**STATED PROBLEM:**
Print the listing in its entirety and exactly, leaving out images.

>> Start MATERIAL PROVIDED

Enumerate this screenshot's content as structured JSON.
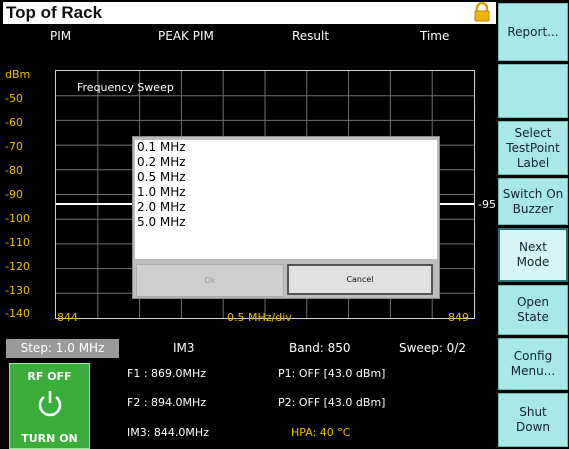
{
  "title": "Top of Rack",
  "header": {
    "pim": "PIM",
    "peak_pim": "PEAK PIM",
    "result": "Result",
    "time": "Time"
  },
  "plot": {
    "y_unit": "dBm",
    "y_ticks": [
      "-50",
      "-60",
      "-70",
      "-80",
      "-90",
      "-100",
      "-110",
      "-120",
      "-130",
      "-140"
    ],
    "label": "Frequency Sweep",
    "marker_value": "-95",
    "x_start": "844",
    "x_div": "0.5 MHz/div",
    "x_end": "849"
  },
  "popup": {
    "options": [
      "0.1 MHz",
      "0.2 MHz",
      "0.5 MHz",
      "1.0 MHz",
      "2.0 MHz",
      "5.0 MHz"
    ],
    "ok_label": "Ok",
    "cancel_label": "Cancel"
  },
  "status": {
    "step": "Step: 1.0 MHz",
    "im": "IM3",
    "band": "Band: 850",
    "sweep": "Sweep: 0/2"
  },
  "rf": {
    "state": "RF OFF",
    "action": "TURN ON"
  },
  "info": {
    "f1": "F1 : 869.0MHz",
    "f2": "F2 : 894.0MHz",
    "im3": "IM3: 844.0MHz",
    "p1": "P1: OFF [43.0 dBm]",
    "p2": "P2: OFF [43.0 dBm]",
    "hpa": "HPA: 40 °C"
  },
  "sidebar": {
    "report": "Report...",
    "select_label_line1": "Select",
    "select_label_line2": "TestPoint",
    "select_label_line3": "Label",
    "buzzer_line1": "Switch On",
    "buzzer_line2": "Buzzer",
    "next_mode_line1": "Next",
    "next_mode_line2": "Mode",
    "open_state_line1": "Open",
    "open_state_line2": "State",
    "config_line1": "Config",
    "config_line2": "Menu...",
    "shutdown_line1": "Shut",
    "shutdown_line2": "Down"
  },
  "colors": {
    "axis_text": "#e8c000",
    "rf_button": "#3aad3a",
    "softkey": "#a8e8e8"
  }
}
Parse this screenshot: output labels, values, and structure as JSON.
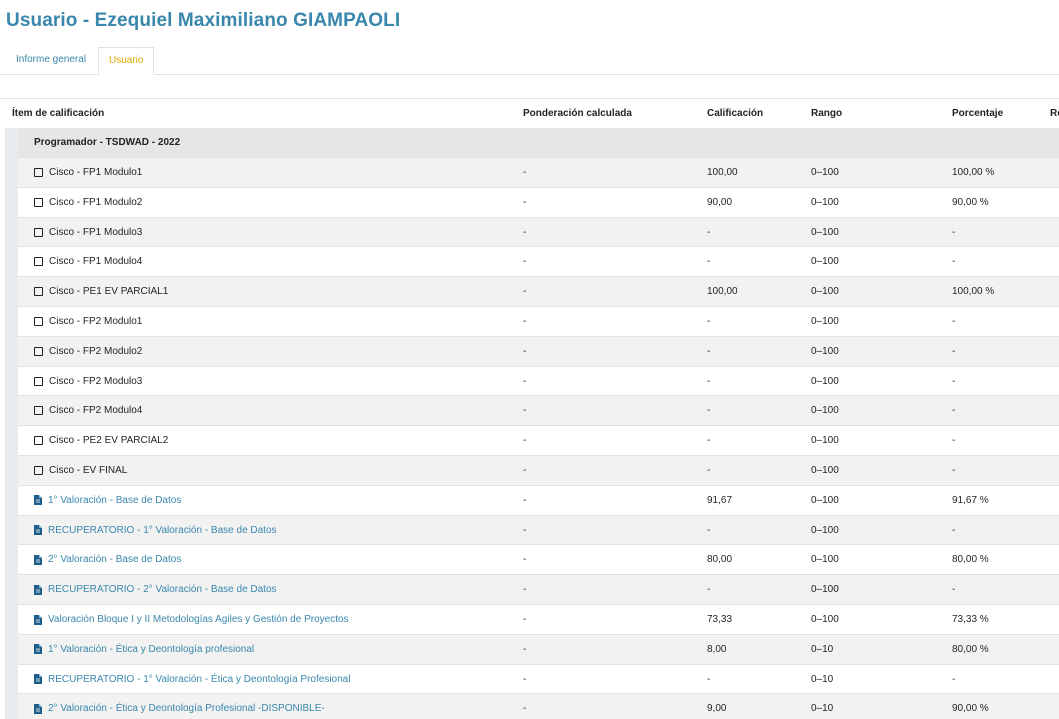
{
  "page_title": "Usuario - Ezequiel Maximiliano GIAMPAOLI",
  "tabs": [
    {
      "label": "Informe general",
      "active": false
    },
    {
      "label": "Usuario",
      "active": true
    }
  ],
  "table": {
    "headers": [
      "Ítem de calificación",
      "Ponderación calculada",
      "Calificación",
      "Rango",
      "Porcentaje",
      "Re"
    ],
    "category": "Programador - TSDWAD - 2022",
    "rows": [
      {
        "name": "Cisco - FP1 Modulo1",
        "icon": "checkbox-icon",
        "link": false,
        "weight": "-",
        "grade": "100,00",
        "range": "0–100",
        "percent": "100,00 %"
      },
      {
        "name": "Cisco - FP1 Modulo2",
        "icon": "checkbox-icon",
        "link": false,
        "weight": "-",
        "grade": "90,00",
        "range": "0–100",
        "percent": "90,00 %"
      },
      {
        "name": "Cisco - FP1 Modulo3",
        "icon": "checkbox-icon",
        "link": false,
        "weight": "-",
        "grade": "-",
        "range": "0–100",
        "percent": "-"
      },
      {
        "name": "Cisco - FP1 Modulo4",
        "icon": "checkbox-icon",
        "link": false,
        "weight": "-",
        "grade": "-",
        "range": "0–100",
        "percent": "-"
      },
      {
        "name": "Cisco - PE1 EV PARCIAL1",
        "icon": "checkbox-icon",
        "link": false,
        "weight": "-",
        "grade": "100,00",
        "range": "0–100",
        "percent": "100,00 %"
      },
      {
        "name": "Cisco - FP2 Modulo1",
        "icon": "checkbox-icon",
        "link": false,
        "weight": "-",
        "grade": "-",
        "range": "0–100",
        "percent": "-"
      },
      {
        "name": "Cisco - FP2 Modulo2",
        "icon": "checkbox-icon",
        "link": false,
        "weight": "-",
        "grade": "-",
        "range": "0–100",
        "percent": "-"
      },
      {
        "name": "Cisco - FP2 Modulo3",
        "icon": "checkbox-icon",
        "link": false,
        "weight": "-",
        "grade": "-",
        "range": "0–100",
        "percent": "-"
      },
      {
        "name": "Cisco - FP2 Modulo4",
        "icon": "checkbox-icon",
        "link": false,
        "weight": "-",
        "grade": "-",
        "range": "0–100",
        "percent": "-"
      },
      {
        "name": "Cisco - PE2 EV PARCIAL2",
        "icon": "checkbox-icon",
        "link": false,
        "weight": "-",
        "grade": "-",
        "range": "0–100",
        "percent": "-"
      },
      {
        "name": "Cisco - EV FINAL",
        "icon": "checkbox-icon",
        "link": false,
        "weight": "-",
        "grade": "-",
        "range": "0–100",
        "percent": "-"
      },
      {
        "name": "1° Valoración - Base de Datos",
        "icon": "assignment-icon",
        "link": true,
        "weight": "-",
        "grade": "91,67",
        "range": "0–100",
        "percent": "91,67 %"
      },
      {
        "name": "RECUPERATORIO - 1° Valoración - Base de Datos",
        "icon": "assignment-icon",
        "link": true,
        "weight": "-",
        "grade": "-",
        "range": "0–100",
        "percent": "-"
      },
      {
        "name": "2° Valoración - Base de Datos",
        "icon": "assignment-icon",
        "link": true,
        "weight": "-",
        "grade": "80,00",
        "range": "0–100",
        "percent": "80,00 %"
      },
      {
        "name": "RECUPERATORIO - 2° Valoración - Base de Datos",
        "icon": "assignment-icon",
        "link": true,
        "weight": "-",
        "grade": "-",
        "range": "0–100",
        "percent": "-"
      },
      {
        "name": "Valoración Bloque I y II Metodologías Agiles y Gestión de Proyectos",
        "icon": "assignment-icon",
        "link": true,
        "weight": "-",
        "grade": "73,33",
        "range": "0–100",
        "percent": "73,33 %"
      },
      {
        "name": "1° Valoración - Ética y Deontología profesional",
        "icon": "assignment-icon",
        "link": true,
        "weight": "-",
        "grade": "8,00",
        "range": "0–10",
        "percent": "80,00 %"
      },
      {
        "name": "RECUPERATORIO - 1° Valoración - Ética y Deontología Profesional",
        "icon": "assignment-icon",
        "link": true,
        "weight": "-",
        "grade": "-",
        "range": "0–10",
        "percent": "-"
      },
      {
        "name": "2° Valoración - Ética y Deontología Profesional -DISPONIBLE-",
        "icon": "assignment-icon",
        "link": true,
        "weight": "-",
        "grade": "9,00",
        "range": "0–10",
        "percent": "90,00 %"
      }
    ]
  },
  "colors": {
    "link": "#3a87ad",
    "active_tab": "#e0a800",
    "title": "#3a87ad"
  }
}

>> End MATERIAL PROVIDED

**TASK RESULT:**
Enumerate this screenshot's content as structured JSON.
{
  "title": "Top of Rack",
  "header": {
    "pim": "PIM",
    "peak_pim": "PEAK PIM",
    "result": "Result",
    "time": "Time"
  },
  "plot": {
    "y_unit": "dBm",
    "y_ticks": [
      "-50",
      "-60",
      "-70",
      "-80",
      "-90",
      "-100",
      "-110",
      "-120",
      "-130",
      "-140"
    ],
    "label": "Frequency Sweep",
    "marker_value": "-95",
    "x_start": "844",
    "x_div": "0.5 MHz/div",
    "x_end": "849"
  },
  "popup": {
    "options": [
      "0.1 MHz",
      "0.2 MHz",
      "0.5 MHz",
      "1.0 MHz",
      "2.0 MHz",
      "5.0 MHz"
    ],
    "ok_label": "Ok",
    "cancel_label": "Cancel"
  },
  "status": {
    "step": "Step: 1.0 MHz",
    "im": "IM3",
    "band": "Band: 850",
    "sweep": "Sweep: 0/2"
  },
  "rf": {
    "state": "RF OFF",
    "action": "TURN ON"
  },
  "info": {
    "f1": "F1 : 869.0MHz",
    "f2": "F2 : 894.0MHz",
    "im3": "IM3: 844.0MHz",
    "p1": "P1: OFF [43.0 dBm]",
    "p2": "P2: OFF [43.0 dBm]",
    "hpa": "HPA: 40 °C"
  },
  "sidebar": {
    "report": "Report...",
    "select_label_line1": "Select",
    "select_label_line2": "TestPoint",
    "select_label_line3": "Label",
    "buzzer_line1": "Switch On",
    "buzzer_line2": "Buzzer",
    "next_mode_line1": "Next",
    "next_mode_line2": "Mode",
    "open_state_line1": "Open",
    "open_state_line2": "State",
    "config_line1": "Config",
    "config_line2": "Menu...",
    "shutdown_line1": "Shut",
    "shutdown_line2": "Down"
  },
  "colors": {
    "axis_text": "#e8c000",
    "rf_button": "#3aad3a",
    "softkey": "#a8e8e8"
  }
}
Parse this screenshot: output labels, values, and structure as JSON.
{
  "page_title": "Usuario - Ezequiel Maximiliano GIAMPAOLI",
  "tabs": [
    {
      "label": "Informe general",
      "active": false
    },
    {
      "label": "Usuario",
      "active": true
    }
  ],
  "table": {
    "headers": [
      "Ítem de calificación",
      "Ponderación calculada",
      "Calificación",
      "Rango",
      "Porcentaje",
      "Re"
    ],
    "category": "Programador - TSDWAD - 2022",
    "rows": [
      {
        "name": "Cisco - FP1 Modulo1",
        "icon": "checkbox-icon",
        "link": false,
        "weight": "-",
        "grade": "100,00",
        "range": "0–100",
        "percent": "100,00 %"
      },
      {
        "name": "Cisco - FP1 Modulo2",
        "icon": "checkbox-icon",
        "link": false,
        "weight": "-",
        "grade": "90,00",
        "range": "0–100",
        "percent": "90,00 %"
      },
      {
        "name": "Cisco - FP1 Modulo3",
        "icon": "checkbox-icon",
        "link": false,
        "weight": "-",
        "grade": "-",
        "range": "0–100",
        "percent": "-"
      },
      {
        "name": "Cisco - FP1 Modulo4",
        "icon": "checkbox-icon",
        "link": false,
        "weight": "-",
        "grade": "-",
        "range": "0–100",
        "percent": "-"
      },
      {
        "name": "Cisco - PE1 EV PARCIAL1",
        "icon": "checkbox-icon",
        "link": false,
        "weight": "-",
        "grade": "100,00",
        "range": "0–100",
        "percent": "100,00 %"
      },
      {
        "name": "Cisco - FP2 Modulo1",
        "icon": "checkbox-icon",
        "link": false,
        "weight": "-",
        "grade": "-",
        "range": "0–100",
        "percent": "-"
      },
      {
        "name": "Cisco - FP2 Modulo2",
        "icon": "checkbox-icon",
        "link": false,
        "weight": "-",
        "grade": "-",
        "range": "0–100",
        "percent": "-"
      },
      {
        "name": "Cisco - FP2 Modulo3",
        "icon": "checkbox-icon",
        "link": false,
        "weight": "-",
        "grade": "-",
        "range": "0–100",
        "percent": "-"
      },
      {
        "name": "Cisco - FP2 Modulo4",
        "icon": "checkbox-icon",
        "link": false,
        "weight": "-",
        "grade": "-",
        "range": "0–100",
        "percent": "-"
      },
      {
        "name": "Cisco - PE2 EV PARCIAL2",
        "icon": "checkbox-icon",
        "link": false,
        "weight": "-",
        "grade": "-",
        "range": "0–100",
        "percent": "-"
      },
      {
        "name": "Cisco - EV FINAL",
        "icon": "checkbox-icon",
        "link": false,
        "weight": "-",
        "grade": "-",
        "range": "0–100",
        "percent": "-"
      },
      {
        "name": "1° Valoración - Base de Datos",
        "icon": "assignment-icon",
        "link": true,
        "weight": "-",
        "grade": "91,67",
        "range": "0–100",
        "percent": "91,67 %"
      },
      {
        "name": "RECUPERATORIO - 1° Valoración - Base de Datos",
        "icon": "assignment-icon",
        "link": true,
        "weight": "-",
        "grade": "-",
        "range": "0–100",
        "percent": "-"
      },
      {
        "name": "2° Valoración - Base de Datos",
        "icon": "assignment-icon",
        "link": true,
        "weight": "-",
        "grade": "80,00",
        "range": "0–100",
        "percent": "80,00 %"
      },
      {
        "name": "RECUPERATORIO - 2° Valoración - Base de Datos",
        "icon": "assignment-icon",
        "link": true,
        "weight": "-",
        "grade": "-",
        "range": "0–100",
        "percent": "-"
      },
      {
        "name": "Valoración Bloque I y II Metodologías Agiles y Gestión de Proyectos",
        "icon": "assignment-icon",
        "link": true,
        "weight": "-",
        "grade": "73,33",
        "range": "0–100",
        "percent": "73,33 %"
      },
      {
        "name": "1° Valoración - Ética y Deontología profesional",
        "icon": "assignment-icon",
        "link": true,
        "weight": "-",
        "grade": "8,00",
        "range": "0–10",
        "percent": "80,00 %"
      },
      {
        "name": "RECUPERATORIO - 1° Valoración - Ética y Deontología Profesional",
        "icon": "assignment-icon",
        "link": true,
        "weight": "-",
        "grade": "-",
        "range": "0–10",
        "percent": "-"
      },
      {
        "name": "2° Valoración - Ética y Deontología Profesional -DISPONIBLE-",
        "icon": "assignment-icon",
        "link": true,
        "weight": "-",
        "grade": "9,00",
        "range": "0–10",
        "percent": "90,00 %"
      }
    ]
  },
  "colors": {
    "link": "#3a87ad",
    "active_tab": "#e0a800",
    "title": "#3a87ad"
  }
}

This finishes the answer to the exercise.